Task directions — Lines that hold the string "What" are to be counted; give only their number.

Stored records
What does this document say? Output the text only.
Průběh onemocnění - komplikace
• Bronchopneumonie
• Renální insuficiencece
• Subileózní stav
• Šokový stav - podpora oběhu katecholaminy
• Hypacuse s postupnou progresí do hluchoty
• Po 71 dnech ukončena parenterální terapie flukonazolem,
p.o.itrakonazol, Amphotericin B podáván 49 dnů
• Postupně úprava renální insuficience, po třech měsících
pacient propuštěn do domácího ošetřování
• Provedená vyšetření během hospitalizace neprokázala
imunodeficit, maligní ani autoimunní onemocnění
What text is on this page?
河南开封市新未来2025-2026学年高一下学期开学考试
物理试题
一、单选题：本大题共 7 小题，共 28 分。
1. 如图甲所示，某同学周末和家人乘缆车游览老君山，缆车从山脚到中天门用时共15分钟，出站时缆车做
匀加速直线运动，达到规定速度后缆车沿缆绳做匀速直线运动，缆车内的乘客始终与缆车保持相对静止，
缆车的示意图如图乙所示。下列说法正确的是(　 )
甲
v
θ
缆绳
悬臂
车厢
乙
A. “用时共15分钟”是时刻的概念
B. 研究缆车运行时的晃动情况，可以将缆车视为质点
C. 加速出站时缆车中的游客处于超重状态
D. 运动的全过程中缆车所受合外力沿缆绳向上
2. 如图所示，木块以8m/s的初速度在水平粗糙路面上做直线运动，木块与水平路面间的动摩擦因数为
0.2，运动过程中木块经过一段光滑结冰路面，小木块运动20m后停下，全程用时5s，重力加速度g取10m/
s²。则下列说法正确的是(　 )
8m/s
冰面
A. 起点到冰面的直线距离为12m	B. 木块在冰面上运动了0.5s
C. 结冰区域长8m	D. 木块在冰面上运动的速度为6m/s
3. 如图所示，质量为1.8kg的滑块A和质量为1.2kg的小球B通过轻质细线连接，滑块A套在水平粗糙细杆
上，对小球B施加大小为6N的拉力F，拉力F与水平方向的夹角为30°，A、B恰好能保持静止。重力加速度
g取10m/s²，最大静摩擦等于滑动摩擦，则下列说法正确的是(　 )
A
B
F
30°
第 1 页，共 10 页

...

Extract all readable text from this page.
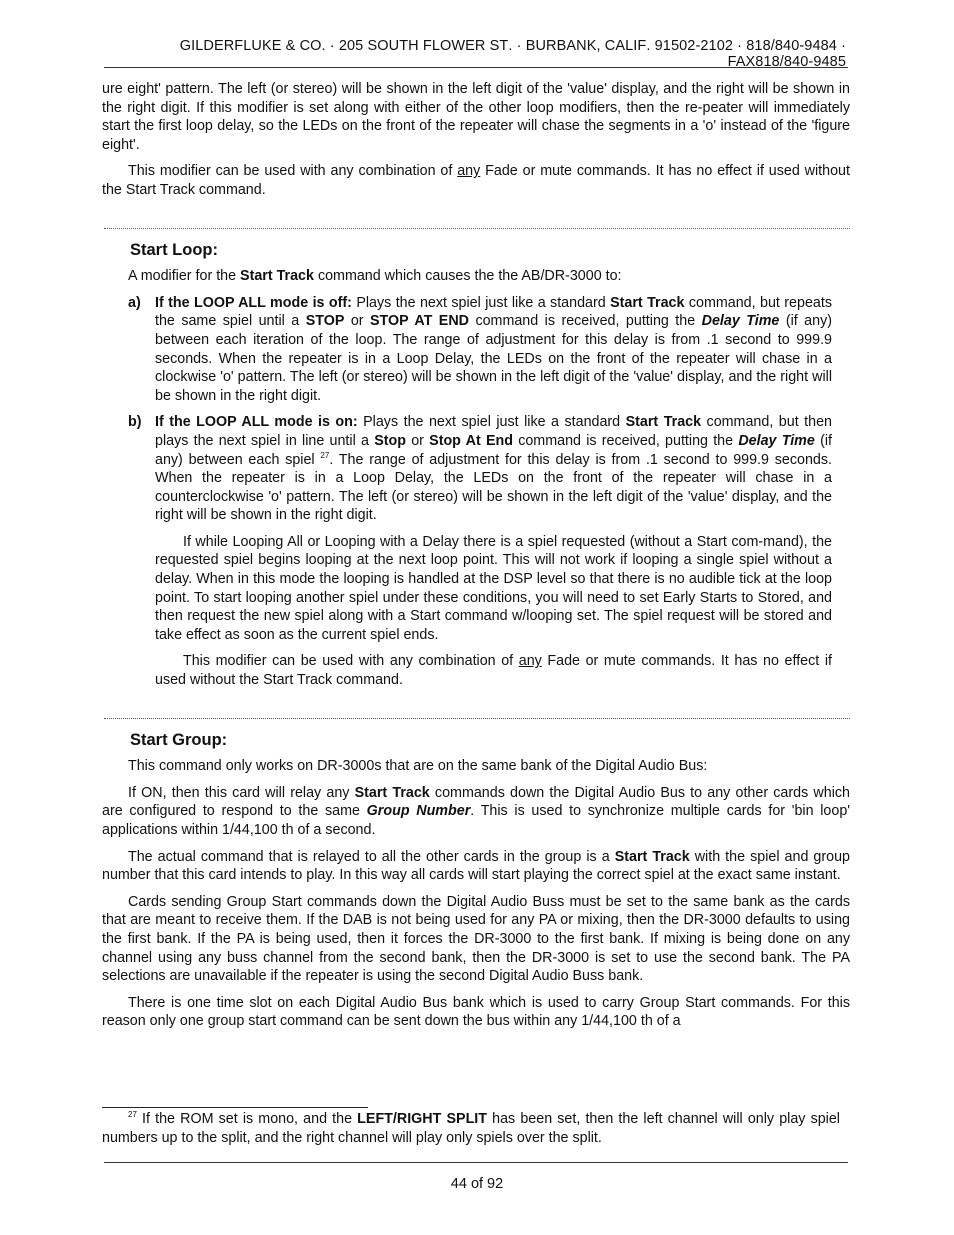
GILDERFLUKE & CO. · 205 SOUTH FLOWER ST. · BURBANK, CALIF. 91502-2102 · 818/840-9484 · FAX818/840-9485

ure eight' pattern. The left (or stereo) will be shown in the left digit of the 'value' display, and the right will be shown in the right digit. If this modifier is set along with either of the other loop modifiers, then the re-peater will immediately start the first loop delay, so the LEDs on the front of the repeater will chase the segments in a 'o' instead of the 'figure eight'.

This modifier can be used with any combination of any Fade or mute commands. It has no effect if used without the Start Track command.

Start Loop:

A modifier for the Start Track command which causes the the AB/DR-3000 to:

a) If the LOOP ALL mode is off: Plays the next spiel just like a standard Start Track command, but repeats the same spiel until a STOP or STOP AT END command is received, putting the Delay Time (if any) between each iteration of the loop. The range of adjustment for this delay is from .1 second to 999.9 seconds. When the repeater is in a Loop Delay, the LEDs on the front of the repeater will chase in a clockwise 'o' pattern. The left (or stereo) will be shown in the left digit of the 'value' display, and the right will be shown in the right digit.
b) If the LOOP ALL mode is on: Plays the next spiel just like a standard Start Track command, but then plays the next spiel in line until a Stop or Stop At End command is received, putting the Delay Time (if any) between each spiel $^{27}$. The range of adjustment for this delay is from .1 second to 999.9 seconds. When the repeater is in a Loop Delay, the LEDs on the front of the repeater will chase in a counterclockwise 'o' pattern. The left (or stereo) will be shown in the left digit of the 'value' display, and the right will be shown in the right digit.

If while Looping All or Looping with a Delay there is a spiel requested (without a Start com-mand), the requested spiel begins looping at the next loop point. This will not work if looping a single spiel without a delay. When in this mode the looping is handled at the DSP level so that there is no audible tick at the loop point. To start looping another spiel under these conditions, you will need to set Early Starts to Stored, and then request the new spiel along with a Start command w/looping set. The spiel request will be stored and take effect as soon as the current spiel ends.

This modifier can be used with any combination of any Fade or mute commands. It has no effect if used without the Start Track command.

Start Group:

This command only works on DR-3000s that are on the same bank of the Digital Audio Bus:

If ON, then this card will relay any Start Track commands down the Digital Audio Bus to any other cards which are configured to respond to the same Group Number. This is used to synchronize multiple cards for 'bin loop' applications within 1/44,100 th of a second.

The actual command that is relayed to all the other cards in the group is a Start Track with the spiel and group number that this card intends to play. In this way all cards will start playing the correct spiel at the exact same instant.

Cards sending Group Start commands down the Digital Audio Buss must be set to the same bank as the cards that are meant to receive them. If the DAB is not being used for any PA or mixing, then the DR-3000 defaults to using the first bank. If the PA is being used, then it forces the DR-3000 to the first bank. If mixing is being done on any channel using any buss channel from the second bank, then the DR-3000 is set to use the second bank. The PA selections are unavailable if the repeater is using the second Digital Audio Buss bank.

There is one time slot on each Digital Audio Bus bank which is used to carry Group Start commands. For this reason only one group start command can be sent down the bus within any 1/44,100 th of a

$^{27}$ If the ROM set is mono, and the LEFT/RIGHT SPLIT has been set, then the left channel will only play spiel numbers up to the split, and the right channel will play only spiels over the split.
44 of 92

Final result — 2